• _THE INPUT_
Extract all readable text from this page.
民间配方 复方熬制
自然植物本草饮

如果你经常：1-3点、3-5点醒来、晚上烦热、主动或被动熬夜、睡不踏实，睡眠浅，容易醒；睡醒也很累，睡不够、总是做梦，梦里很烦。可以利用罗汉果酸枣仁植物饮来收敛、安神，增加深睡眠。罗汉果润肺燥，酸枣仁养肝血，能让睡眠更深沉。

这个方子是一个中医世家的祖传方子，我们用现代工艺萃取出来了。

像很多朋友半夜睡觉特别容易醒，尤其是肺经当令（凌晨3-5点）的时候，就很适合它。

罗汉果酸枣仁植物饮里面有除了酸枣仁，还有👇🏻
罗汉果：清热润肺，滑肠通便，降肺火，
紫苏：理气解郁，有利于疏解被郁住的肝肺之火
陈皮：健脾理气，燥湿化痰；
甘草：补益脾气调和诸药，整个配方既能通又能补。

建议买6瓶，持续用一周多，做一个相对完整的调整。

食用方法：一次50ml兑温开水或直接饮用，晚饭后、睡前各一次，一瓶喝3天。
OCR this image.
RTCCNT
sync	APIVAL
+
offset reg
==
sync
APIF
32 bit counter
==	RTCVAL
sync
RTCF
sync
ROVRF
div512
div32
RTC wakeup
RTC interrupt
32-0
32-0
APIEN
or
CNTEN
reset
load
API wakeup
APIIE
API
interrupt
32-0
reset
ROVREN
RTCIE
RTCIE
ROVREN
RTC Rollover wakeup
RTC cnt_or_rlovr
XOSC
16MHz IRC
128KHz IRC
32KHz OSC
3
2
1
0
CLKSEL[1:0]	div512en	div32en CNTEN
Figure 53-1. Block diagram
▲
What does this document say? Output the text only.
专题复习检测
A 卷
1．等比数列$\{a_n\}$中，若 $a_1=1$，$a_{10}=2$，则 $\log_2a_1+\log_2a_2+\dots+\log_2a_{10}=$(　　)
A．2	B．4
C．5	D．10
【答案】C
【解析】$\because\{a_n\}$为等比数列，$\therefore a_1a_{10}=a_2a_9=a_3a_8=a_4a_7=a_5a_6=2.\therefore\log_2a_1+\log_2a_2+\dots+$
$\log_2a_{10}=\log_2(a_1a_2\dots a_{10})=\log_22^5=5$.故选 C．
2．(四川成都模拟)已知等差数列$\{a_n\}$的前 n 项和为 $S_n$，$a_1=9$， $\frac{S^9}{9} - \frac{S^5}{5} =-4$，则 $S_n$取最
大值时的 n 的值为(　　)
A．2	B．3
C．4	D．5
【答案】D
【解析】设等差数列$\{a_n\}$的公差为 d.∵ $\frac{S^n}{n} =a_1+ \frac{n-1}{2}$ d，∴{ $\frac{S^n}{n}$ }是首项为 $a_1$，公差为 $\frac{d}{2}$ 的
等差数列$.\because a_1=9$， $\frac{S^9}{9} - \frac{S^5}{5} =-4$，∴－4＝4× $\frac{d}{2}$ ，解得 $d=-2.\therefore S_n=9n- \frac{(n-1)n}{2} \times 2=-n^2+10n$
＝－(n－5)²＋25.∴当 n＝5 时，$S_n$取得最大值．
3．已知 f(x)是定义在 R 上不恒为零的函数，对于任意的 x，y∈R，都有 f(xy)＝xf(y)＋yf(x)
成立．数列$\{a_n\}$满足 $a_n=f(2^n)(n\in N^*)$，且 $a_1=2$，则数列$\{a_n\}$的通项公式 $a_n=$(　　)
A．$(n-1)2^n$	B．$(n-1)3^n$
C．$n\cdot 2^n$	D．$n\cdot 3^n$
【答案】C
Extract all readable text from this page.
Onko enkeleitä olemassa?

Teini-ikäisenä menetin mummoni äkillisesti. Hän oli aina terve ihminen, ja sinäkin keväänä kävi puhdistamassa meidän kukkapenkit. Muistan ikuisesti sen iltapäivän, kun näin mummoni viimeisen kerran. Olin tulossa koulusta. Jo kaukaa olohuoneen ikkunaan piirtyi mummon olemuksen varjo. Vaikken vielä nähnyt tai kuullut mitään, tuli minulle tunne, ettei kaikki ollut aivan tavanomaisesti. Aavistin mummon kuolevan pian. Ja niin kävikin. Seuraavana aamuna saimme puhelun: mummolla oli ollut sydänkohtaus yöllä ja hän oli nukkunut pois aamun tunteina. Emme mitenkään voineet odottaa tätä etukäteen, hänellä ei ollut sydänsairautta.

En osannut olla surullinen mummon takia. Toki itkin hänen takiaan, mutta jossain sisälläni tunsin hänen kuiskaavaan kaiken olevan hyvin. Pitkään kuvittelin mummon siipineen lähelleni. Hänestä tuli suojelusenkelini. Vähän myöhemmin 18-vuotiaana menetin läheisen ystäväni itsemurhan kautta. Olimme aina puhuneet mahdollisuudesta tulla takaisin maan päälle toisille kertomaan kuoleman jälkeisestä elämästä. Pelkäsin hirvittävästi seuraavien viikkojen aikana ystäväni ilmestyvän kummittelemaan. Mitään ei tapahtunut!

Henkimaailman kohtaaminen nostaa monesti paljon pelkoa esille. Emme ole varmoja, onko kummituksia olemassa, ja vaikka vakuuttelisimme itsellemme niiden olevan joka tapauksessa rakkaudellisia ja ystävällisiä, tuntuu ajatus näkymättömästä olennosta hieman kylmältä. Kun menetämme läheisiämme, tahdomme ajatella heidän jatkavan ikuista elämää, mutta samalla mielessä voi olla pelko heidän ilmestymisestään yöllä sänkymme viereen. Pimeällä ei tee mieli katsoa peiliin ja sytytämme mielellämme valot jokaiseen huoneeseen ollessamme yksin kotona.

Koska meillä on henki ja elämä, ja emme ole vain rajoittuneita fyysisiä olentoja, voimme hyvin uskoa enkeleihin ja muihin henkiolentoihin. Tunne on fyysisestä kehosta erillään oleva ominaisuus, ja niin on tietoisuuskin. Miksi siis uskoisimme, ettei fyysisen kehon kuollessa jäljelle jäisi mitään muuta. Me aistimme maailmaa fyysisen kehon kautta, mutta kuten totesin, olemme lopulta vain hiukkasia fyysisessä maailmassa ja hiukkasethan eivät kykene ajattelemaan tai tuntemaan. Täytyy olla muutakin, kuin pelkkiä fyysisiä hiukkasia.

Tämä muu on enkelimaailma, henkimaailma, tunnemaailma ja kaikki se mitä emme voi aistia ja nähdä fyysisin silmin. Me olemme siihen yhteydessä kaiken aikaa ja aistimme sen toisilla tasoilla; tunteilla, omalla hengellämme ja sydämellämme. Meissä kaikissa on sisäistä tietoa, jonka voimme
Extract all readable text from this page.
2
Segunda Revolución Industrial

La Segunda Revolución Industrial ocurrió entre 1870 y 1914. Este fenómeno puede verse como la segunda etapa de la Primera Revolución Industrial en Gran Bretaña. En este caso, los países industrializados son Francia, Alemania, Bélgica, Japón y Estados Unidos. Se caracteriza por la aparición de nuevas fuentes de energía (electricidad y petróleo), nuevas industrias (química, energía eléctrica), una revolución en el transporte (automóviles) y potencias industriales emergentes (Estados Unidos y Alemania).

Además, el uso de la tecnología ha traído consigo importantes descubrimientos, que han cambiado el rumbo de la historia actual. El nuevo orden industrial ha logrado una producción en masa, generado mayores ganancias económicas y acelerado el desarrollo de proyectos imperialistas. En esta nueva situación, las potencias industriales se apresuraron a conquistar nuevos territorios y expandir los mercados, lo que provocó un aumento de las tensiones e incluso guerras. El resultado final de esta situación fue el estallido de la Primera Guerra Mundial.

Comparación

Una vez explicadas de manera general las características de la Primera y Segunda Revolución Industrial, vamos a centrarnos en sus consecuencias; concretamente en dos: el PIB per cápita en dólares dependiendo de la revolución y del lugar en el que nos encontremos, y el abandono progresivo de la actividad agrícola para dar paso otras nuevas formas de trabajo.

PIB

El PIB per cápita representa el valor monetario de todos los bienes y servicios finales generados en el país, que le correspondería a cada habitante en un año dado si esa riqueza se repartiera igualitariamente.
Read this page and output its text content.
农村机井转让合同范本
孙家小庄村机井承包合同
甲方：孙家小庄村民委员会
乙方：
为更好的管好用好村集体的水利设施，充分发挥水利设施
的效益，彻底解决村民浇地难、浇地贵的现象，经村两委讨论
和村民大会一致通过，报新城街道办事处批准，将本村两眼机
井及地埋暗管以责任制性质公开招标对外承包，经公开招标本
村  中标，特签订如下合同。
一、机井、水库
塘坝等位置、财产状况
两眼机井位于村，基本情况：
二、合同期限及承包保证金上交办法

• _SET EXERCISE_
Copy out each line of the data containing the string "frac".

• _COMPLETED EXERCISE_
2．(四川成都模拟)已知等差数列$\{a_n\}$的前 n 项和为 $S_n$，$a_1=9$， $\frac{S^9}{9} - \frac{S^5}{5} =-4$，则 $S_n$取最
【解析】设等差数列$\{a_n\}$的公差为 d.∵ $\frac{S^n}{n} =a_1+ \frac{n-1}{2}$ d，∴{ $\frac{S^n}{n}$ }是首项为 $a_1$，公差为 $\frac{d}{2}$ 的
等差数列$.\because a_1=9$， $\frac{S^9}{9} - \frac{S^5}{5} =-4$，∴－4＝4× $\frac{d}{2}$ ，解得 $d=-2.\therefore S_n=9n- \frac{(n-1)n}{2} \times 2=-n^2+10n$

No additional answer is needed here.